Start of GIVEN ENTRIES

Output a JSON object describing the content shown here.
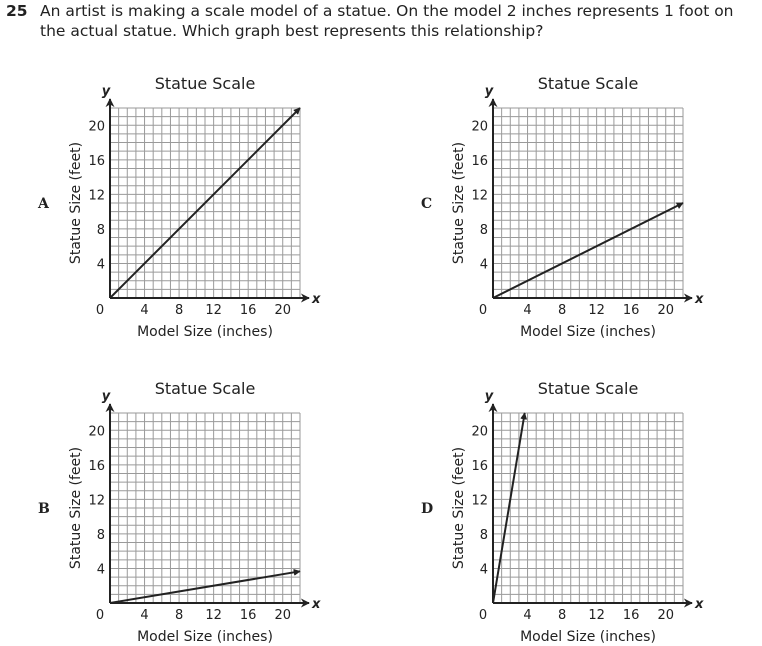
{
  "question": {
    "number": "25",
    "text": "An artist is making a scale model of a statue. On the model 2 inches represents 1 foot on the actual statue. Which graph best represents this relationship?"
  },
  "chart_data": [
    {
      "type": "line",
      "choice": "A",
      "title": "Statue Scale",
      "xlabel": "Model Size (inches)",
      "ylabel": "Statue Size (feet)",
      "xaxis_var": "x",
      "yaxis_var": "y",
      "xlim": [
        0,
        22
      ],
      "ylim": [
        0,
        22
      ],
      "xticks": [
        0,
        4,
        8,
        12,
        16,
        20
      ],
      "yticks": [
        4,
        8,
        12,
        16,
        20
      ],
      "grid": true,
      "series": [
        {
          "x": [
            0,
            22
          ],
          "y": [
            0,
            22
          ]
        }
      ]
    },
    {
      "type": "line",
      "choice": "C",
      "title": "Statue Scale",
      "xlabel": "Model Size (inches)",
      "ylabel": "Statue Size (feet)",
      "xaxis_var": "x",
      "yaxis_var": "y",
      "xlim": [
        0,
        22
      ],
      "ylim": [
        0,
        22
      ],
      "xticks": [
        0,
        4,
        8,
        12,
        16,
        20
      ],
      "yticks": [
        4,
        8,
        12,
        16,
        20
      ],
      "grid": true,
      "series": [
        {
          "x": [
            0,
            22
          ],
          "y": [
            0,
            11
          ]
        }
      ]
    },
    {
      "type": "line",
      "choice": "B",
      "title": "Statue Scale",
      "xlabel": "Model Size (inches)",
      "ylabel": "Statue Size (feet)",
      "xaxis_var": "x",
      "yaxis_var": "y",
      "xlim": [
        0,
        22
      ],
      "ylim": [
        0,
        22
      ],
      "xticks": [
        0,
        4,
        8,
        12,
        16,
        20
      ],
      "yticks": [
        4,
        8,
        12,
        16,
        20
      ],
      "grid": true,
      "series": [
        {
          "x": [
            0,
            22
          ],
          "y": [
            0,
            3.67
          ]
        }
      ]
    },
    {
      "type": "line",
      "choice": "D",
      "title": "Statue Scale",
      "xlabel": "Model Size (inches)",
      "ylabel": "Statue Size (feet)",
      "xaxis_var": "x",
      "yaxis_var": "y",
      "xlim": [
        0,
        22
      ],
      "ylim": [
        0,
        22
      ],
      "xticks": [
        0,
        4,
        8,
        12,
        16,
        20
      ],
      "yticks": [
        4,
        8,
        12,
        16,
        20
      ],
      "grid": true,
      "series": [
        {
          "x": [
            0,
            3.67
          ],
          "y": [
            0,
            22
          ]
        }
      ]
    }
  ]
}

End of GIVEN ENTRIES

▸ WHAT YOU HAVE TO DO: Copy the records above exactly, leaving out every picture.

▸ TASK ANSWER:
Output a JSON object describing the content shown here.
{
  "question": {
    "number": "25",
    "text": "An artist is making a scale model of a statue. On the model 2 inches represents 1 foot on the actual statue. Which graph best represents this relationship?"
  },
  "chart_data": [
    {
      "type": "line",
      "choice": "A",
      "title": "Statue Scale",
      "xlabel": "Model Size (inches)",
      "ylabel": "Statue Size (feet)",
      "xaxis_var": "x",
      "yaxis_var": "y",
      "xlim": [
        0,
        22
      ],
      "ylim": [
        0,
        22
      ],
      "xticks": [
        0,
        4,
        8,
        12,
        16,
        20
      ],
      "yticks": [
        4,
        8,
        12,
        16,
        20
      ],
      "grid": true,
      "series": [
        {
          "x": [
            0,
            22
          ],
          "y": [
            0,
            22
          ]
        }
      ]
    },
    {
      "type": "line",
      "choice": "C",
      "title": "Statue Scale",
      "xlabel": "Model Size (inches)",
      "ylabel": "Statue Size (feet)",
      "xaxis_var": "x",
      "yaxis_var": "y",
      "xlim": [
        0,
        22
      ],
      "ylim": [
        0,
        22
      ],
      "xticks": [
        0,
        4,
        8,
        12,
        16,
        20
      ],
      "yticks": [
        4,
        8,
        12,
        16,
        20
      ],
      "grid": true,
      "series": [
        {
          "x": [
            0,
            22
          ],
          "y": [
            0,
            11
          ]
        }
      ]
    },
    {
      "type": "line",
      "choice": "B",
      "title": "Statue Scale",
      "xlabel": "Model Size (inches)",
      "ylabel": "Statue Size (feet)",
      "xaxis_var": "x",
      "yaxis_var": "y",
      "xlim": [
        0,
        22
      ],
      "ylim": [
        0,
        22
      ],
      "xticks": [
        0,
        4,
        8,
        12,
        16,
        20
      ],
      "yticks": [
        4,
        8,
        12,
        16,
        20
      ],
      "grid": true,
      "series": [
        {
          "x": [
            0,
            22
          ],
          "y": [
            0,
            3.67
          ]
        }
      ]
    },
    {
      "type": "line",
      "choice": "D",
      "title": "Statue Scale",
      "xlabel": "Model Size (inches)",
      "ylabel": "Statue Size (feet)",
      "xaxis_var": "x",
      "yaxis_var": "y",
      "xlim": [
        0,
        22
      ],
      "ylim": [
        0,
        22
      ],
      "xticks": [
        0,
        4,
        8,
        12,
        16,
        20
      ],
      "yticks": [
        4,
        8,
        12,
        16,
        20
      ],
      "grid": true,
      "series": [
        {
          "x": [
            0,
            3.67
          ],
          "y": [
            0,
            22
          ]
        }
      ]
    }
  ]
}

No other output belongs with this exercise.